* [WORK INSTRUCTION] Repeat the text on dividend records word for word, starting with "Step 4: Tell" and going on through "nine months later.".

* [TEXT SECTION]
------------------------------------------------------------------------
We recommend keeping records for at least six years after the end of the tax year. HMRC can open an enquiry up to 12 months after you file your tax return, and for serious cases they can go back further.
Step 4: Tell Your Accountant
When you pay a dividend, let your accountant know. They need to record it correctly in the company accounts and on your personal tax return. If you use software like Xero, the transaction will appear automatically, but a quick email or note in the shared folder helps.
At Agency Founder Finance, we review our clients' dividend records as part of our year-end process. But we prefer to see them at the time, not nine months later.
What Happens If HMRC Asks for Your Dividend Records
HMRC opens enquiries into dividend payments more often than you might think. They look for patterns: consistent dividends from a company with fluctuating profits, dividends that seem high relative to turnover, or missing paperwork.
If they ask for your dividend vouchers and board minutes, you typically have 30 days to provide them. If you have the documents, the enquiry usually closes quickly. If you do not, HMRC will dig deeper. They may ask for bank statements, management accounts, and correspondence with your accountant. They may reclassify the dividends as salary, which means you owe:
- Employee NI (8% on earnings between £12,570 and £50,270, 2% above)
------------------------------------------------------------------------
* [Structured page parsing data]
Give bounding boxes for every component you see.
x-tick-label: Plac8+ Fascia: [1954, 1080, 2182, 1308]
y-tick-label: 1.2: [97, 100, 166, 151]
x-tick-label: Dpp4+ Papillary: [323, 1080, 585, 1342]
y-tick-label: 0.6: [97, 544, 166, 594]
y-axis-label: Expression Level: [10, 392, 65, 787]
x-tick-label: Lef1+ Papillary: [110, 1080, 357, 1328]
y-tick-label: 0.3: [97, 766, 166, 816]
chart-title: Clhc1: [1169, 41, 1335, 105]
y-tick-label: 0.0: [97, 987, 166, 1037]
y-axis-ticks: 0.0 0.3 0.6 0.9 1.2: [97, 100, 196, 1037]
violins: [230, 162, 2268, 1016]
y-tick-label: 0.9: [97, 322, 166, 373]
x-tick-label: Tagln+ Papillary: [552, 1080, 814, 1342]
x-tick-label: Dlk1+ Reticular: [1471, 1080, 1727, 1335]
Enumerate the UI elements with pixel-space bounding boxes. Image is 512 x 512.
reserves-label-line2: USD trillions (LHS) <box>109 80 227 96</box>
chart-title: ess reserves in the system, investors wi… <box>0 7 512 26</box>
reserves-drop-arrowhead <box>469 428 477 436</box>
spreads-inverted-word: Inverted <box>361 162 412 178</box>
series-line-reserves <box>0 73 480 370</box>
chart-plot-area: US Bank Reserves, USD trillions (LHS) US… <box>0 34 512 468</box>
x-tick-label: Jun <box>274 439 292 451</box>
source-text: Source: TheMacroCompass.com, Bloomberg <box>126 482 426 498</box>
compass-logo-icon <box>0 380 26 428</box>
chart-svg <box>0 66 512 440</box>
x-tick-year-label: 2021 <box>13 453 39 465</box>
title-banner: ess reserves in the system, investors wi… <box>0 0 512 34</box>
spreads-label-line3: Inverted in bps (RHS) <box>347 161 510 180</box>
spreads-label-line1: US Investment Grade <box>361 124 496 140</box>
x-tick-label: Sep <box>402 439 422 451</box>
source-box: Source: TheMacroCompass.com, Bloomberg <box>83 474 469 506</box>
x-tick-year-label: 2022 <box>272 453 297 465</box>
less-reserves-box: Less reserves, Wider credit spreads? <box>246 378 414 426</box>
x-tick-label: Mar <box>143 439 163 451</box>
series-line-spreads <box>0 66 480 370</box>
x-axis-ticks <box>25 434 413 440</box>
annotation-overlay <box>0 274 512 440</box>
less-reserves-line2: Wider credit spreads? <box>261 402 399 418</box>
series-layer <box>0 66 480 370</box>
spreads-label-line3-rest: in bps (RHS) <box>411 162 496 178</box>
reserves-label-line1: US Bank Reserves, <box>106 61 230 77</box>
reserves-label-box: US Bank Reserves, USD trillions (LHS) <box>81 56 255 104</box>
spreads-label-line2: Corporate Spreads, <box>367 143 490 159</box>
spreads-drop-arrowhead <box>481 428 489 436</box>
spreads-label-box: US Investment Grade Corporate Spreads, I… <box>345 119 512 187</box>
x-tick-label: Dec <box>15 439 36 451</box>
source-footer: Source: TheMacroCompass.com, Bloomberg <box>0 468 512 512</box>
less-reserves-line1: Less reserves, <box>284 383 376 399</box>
------------------------------------------------------------------------
* [SOLUTION TO THIS EXERCISE]
Step 4: Tell Your Accountant
When you pay a dividend, let your accountant know. They need to record it correctly in the company accounts and on your personal tax return. If you use software like Xero, the transaction will appear automatically, but a quick email or note in the shared folder helps.
At Agency Founder Finance, we review our clients' dividend records as part of our year-end process. But we prefer to see them at the time, not nine months later.